Task statement
Give the number of lines containing "JSON" in this listing, with no other words.

[Stored dataset items]
<<<<
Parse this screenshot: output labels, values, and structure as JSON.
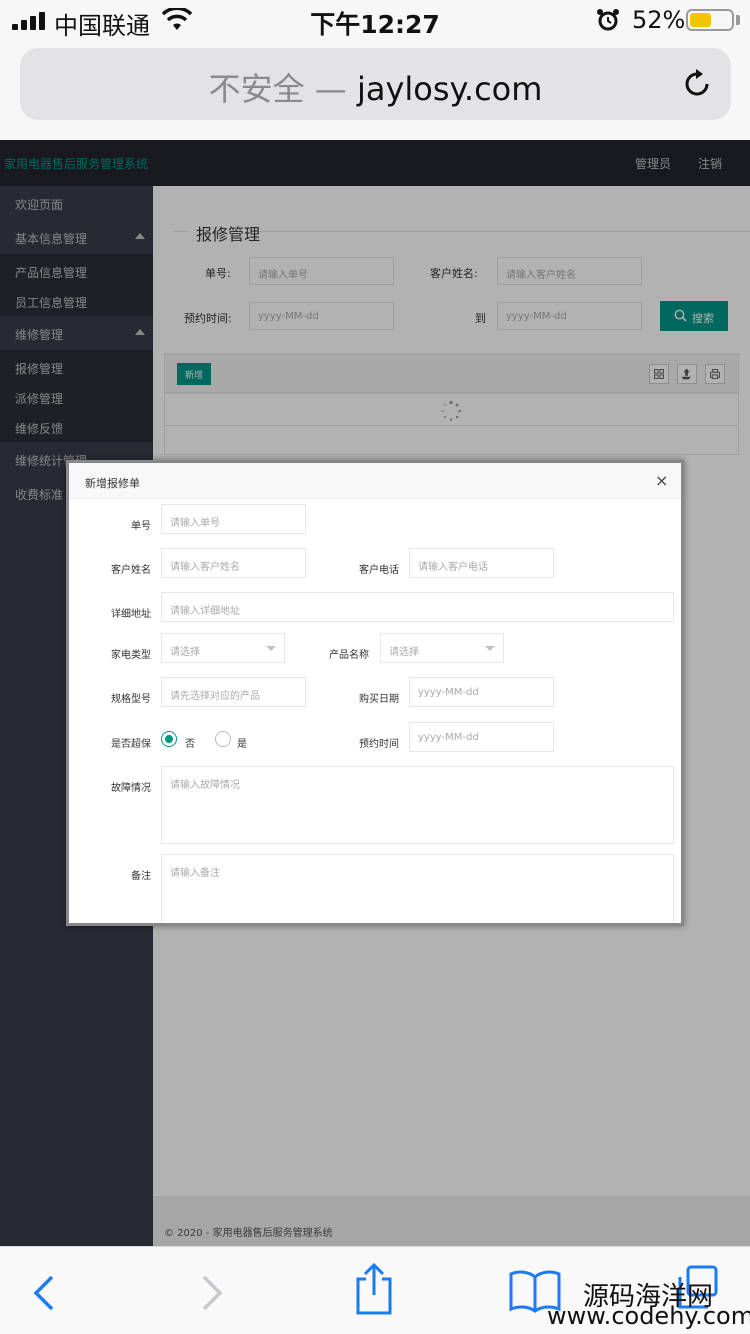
{
  "status_bar": {
    "carrier": "中国联通",
    "time": "下午12:27",
    "battery_percent": "52%",
    "battery_level": 0.52,
    "battery_color": "#f5c400"
  },
  "address_bar": {
    "security_label": "不安全 —",
    "domain": "jaylosy.com"
  },
  "app": {
    "brand": "家用电器售后服务管理系统",
    "brand_color": "#009688",
    "user_menu": "管理员",
    "logout": "注销"
  },
  "sidebar": {
    "items": [
      {
        "label": "欢迎页面",
        "kind": "group"
      },
      {
        "label": "基本信息管理",
        "kind": "group",
        "expanded": true
      },
      {
        "label": "产品信息管理",
        "kind": "sub"
      },
      {
        "label": "员工信息管理",
        "kind": "sub"
      },
      {
        "label": "维修管理",
        "kind": "group",
        "expanded": true
      },
      {
        "label": "报修管理",
        "kind": "sub"
      },
      {
        "label": "派修管理",
        "kind": "sub"
      },
      {
        "label": "维修反馈",
        "kind": "sub"
      },
      {
        "label": "维修统计管理",
        "kind": "group"
      },
      {
        "label": "收费标准",
        "kind": "group"
      }
    ]
  },
  "search_panel": {
    "title": "报修管理",
    "order_no_label": "单号:",
    "order_no_placeholder": "请输入单号",
    "customer_label": "客户姓名:",
    "customer_placeholder": "请输入客户姓名",
    "appointment_label": "预约时间:",
    "date_from_placeholder": "yyyy-MM-dd",
    "to_label": "到",
    "date_to_placeholder": "yyyy-MM-dd",
    "search_button": "搜索"
  },
  "table": {
    "add_button": "新增",
    "tool_icons": [
      "columns-icon",
      "export-icon",
      "print-icon"
    ]
  },
  "footer": {
    "text": "© 2020 - 家用电器售后服务管理系统"
  },
  "modal": {
    "title": "新增报修单",
    "close": "×",
    "fields": {
      "order_no": {
        "label": "单号",
        "placeholder": "请输入单号"
      },
      "customer_name": {
        "label": "客户姓名",
        "placeholder": "请输入客户姓名"
      },
      "customer_phone": {
        "label": "客户电话",
        "placeholder": "请输入客户电话"
      },
      "address": {
        "label": "详细地址",
        "placeholder": "请输入详细地址"
      },
      "appliance_type": {
        "label": "家电类型",
        "placeholder": "请选择"
      },
      "product_name": {
        "label": "产品名称",
        "placeholder": "请选择"
      },
      "model": {
        "label": "规格型号",
        "placeholder": "请先选择对应的产品"
      },
      "purchase_date": {
        "label": "购买日期",
        "placeholder": "yyyy-MM-dd"
      },
      "warranty": {
        "label": "是否超保",
        "options": [
          "否",
          "是"
        ],
        "selected": "否"
      },
      "appointment": {
        "label": "预约时间",
        "placeholder": "yyyy-MM-dd"
      },
      "fault": {
        "label": "故障情况",
        "placeholder": "请输入故障情况"
      },
      "remark": {
        "label": "备注",
        "placeholder": "请输入备注"
      }
    }
  },
  "watermark": {
    "site_cn": "源码海洋网",
    "site_url": "www.codehy.com"
  }
}
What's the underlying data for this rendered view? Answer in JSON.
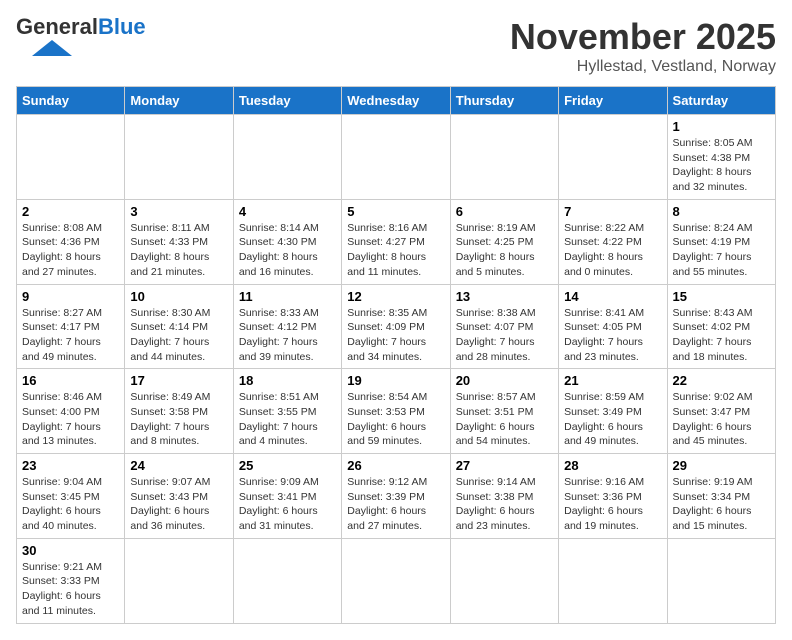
{
  "header": {
    "logo_general": "General",
    "logo_blue": "Blue",
    "month_title": "November 2025",
    "location": "Hyllestad, Vestland, Norway"
  },
  "weekdays": [
    "Sunday",
    "Monday",
    "Tuesday",
    "Wednesday",
    "Thursday",
    "Friday",
    "Saturday"
  ],
  "weeks": [
    [
      {
        "day": "",
        "info": ""
      },
      {
        "day": "",
        "info": ""
      },
      {
        "day": "",
        "info": ""
      },
      {
        "day": "",
        "info": ""
      },
      {
        "day": "",
        "info": ""
      },
      {
        "day": "",
        "info": ""
      },
      {
        "day": "1",
        "info": "Sunrise: 8:05 AM\nSunset: 4:38 PM\nDaylight: 8 hours and 32 minutes."
      }
    ],
    [
      {
        "day": "2",
        "info": "Sunrise: 8:08 AM\nSunset: 4:36 PM\nDaylight: 8 hours and 27 minutes."
      },
      {
        "day": "3",
        "info": "Sunrise: 8:11 AM\nSunset: 4:33 PM\nDaylight: 8 hours and 21 minutes."
      },
      {
        "day": "4",
        "info": "Sunrise: 8:14 AM\nSunset: 4:30 PM\nDaylight: 8 hours and 16 minutes."
      },
      {
        "day": "5",
        "info": "Sunrise: 8:16 AM\nSunset: 4:27 PM\nDaylight: 8 hours and 11 minutes."
      },
      {
        "day": "6",
        "info": "Sunrise: 8:19 AM\nSunset: 4:25 PM\nDaylight: 8 hours and 5 minutes."
      },
      {
        "day": "7",
        "info": "Sunrise: 8:22 AM\nSunset: 4:22 PM\nDaylight: 8 hours and 0 minutes."
      },
      {
        "day": "8",
        "info": "Sunrise: 8:24 AM\nSunset: 4:19 PM\nDaylight: 7 hours and 55 minutes."
      }
    ],
    [
      {
        "day": "9",
        "info": "Sunrise: 8:27 AM\nSunset: 4:17 PM\nDaylight: 7 hours and 49 minutes."
      },
      {
        "day": "10",
        "info": "Sunrise: 8:30 AM\nSunset: 4:14 PM\nDaylight: 7 hours and 44 minutes."
      },
      {
        "day": "11",
        "info": "Sunrise: 8:33 AM\nSunset: 4:12 PM\nDaylight: 7 hours and 39 minutes."
      },
      {
        "day": "12",
        "info": "Sunrise: 8:35 AM\nSunset: 4:09 PM\nDaylight: 7 hours and 34 minutes."
      },
      {
        "day": "13",
        "info": "Sunrise: 8:38 AM\nSunset: 4:07 PM\nDaylight: 7 hours and 28 minutes."
      },
      {
        "day": "14",
        "info": "Sunrise: 8:41 AM\nSunset: 4:05 PM\nDaylight: 7 hours and 23 minutes."
      },
      {
        "day": "15",
        "info": "Sunrise: 8:43 AM\nSunset: 4:02 PM\nDaylight: 7 hours and 18 minutes."
      }
    ],
    [
      {
        "day": "16",
        "info": "Sunrise: 8:46 AM\nSunset: 4:00 PM\nDaylight: 7 hours and 13 minutes."
      },
      {
        "day": "17",
        "info": "Sunrise: 8:49 AM\nSunset: 3:58 PM\nDaylight: 7 hours and 8 minutes."
      },
      {
        "day": "18",
        "info": "Sunrise: 8:51 AM\nSunset: 3:55 PM\nDaylight: 7 hours and 4 minutes."
      },
      {
        "day": "19",
        "info": "Sunrise: 8:54 AM\nSunset: 3:53 PM\nDaylight: 6 hours and 59 minutes."
      },
      {
        "day": "20",
        "info": "Sunrise: 8:57 AM\nSunset: 3:51 PM\nDaylight: 6 hours and 54 minutes."
      },
      {
        "day": "21",
        "info": "Sunrise: 8:59 AM\nSunset: 3:49 PM\nDaylight: 6 hours and 49 minutes."
      },
      {
        "day": "22",
        "info": "Sunrise: 9:02 AM\nSunset: 3:47 PM\nDaylight: 6 hours and 45 minutes."
      }
    ],
    [
      {
        "day": "23",
        "info": "Sunrise: 9:04 AM\nSunset: 3:45 PM\nDaylight: 6 hours and 40 minutes."
      },
      {
        "day": "24",
        "info": "Sunrise: 9:07 AM\nSunset: 3:43 PM\nDaylight: 6 hours and 36 minutes."
      },
      {
        "day": "25",
        "info": "Sunrise: 9:09 AM\nSunset: 3:41 PM\nDaylight: 6 hours and 31 minutes."
      },
      {
        "day": "26",
        "info": "Sunrise: 9:12 AM\nSunset: 3:39 PM\nDaylight: 6 hours and 27 minutes."
      },
      {
        "day": "27",
        "info": "Sunrise: 9:14 AM\nSunset: 3:38 PM\nDaylight: 6 hours and 23 minutes."
      },
      {
        "day": "28",
        "info": "Sunrise: 9:16 AM\nSunset: 3:36 PM\nDaylight: 6 hours and 19 minutes."
      },
      {
        "day": "29",
        "info": "Sunrise: 9:19 AM\nSunset: 3:34 PM\nDaylight: 6 hours and 15 minutes."
      }
    ],
    [
      {
        "day": "30",
        "info": "Sunrise: 9:21 AM\nSunset: 3:33 PM\nDaylight: 6 hours and 11 minutes."
      },
      {
        "day": "",
        "info": ""
      },
      {
        "day": "",
        "info": ""
      },
      {
        "day": "",
        "info": ""
      },
      {
        "day": "",
        "info": ""
      },
      {
        "day": "",
        "info": ""
      },
      {
        "day": "",
        "info": ""
      }
    ]
  ]
}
>>>>
Result of the exercise
2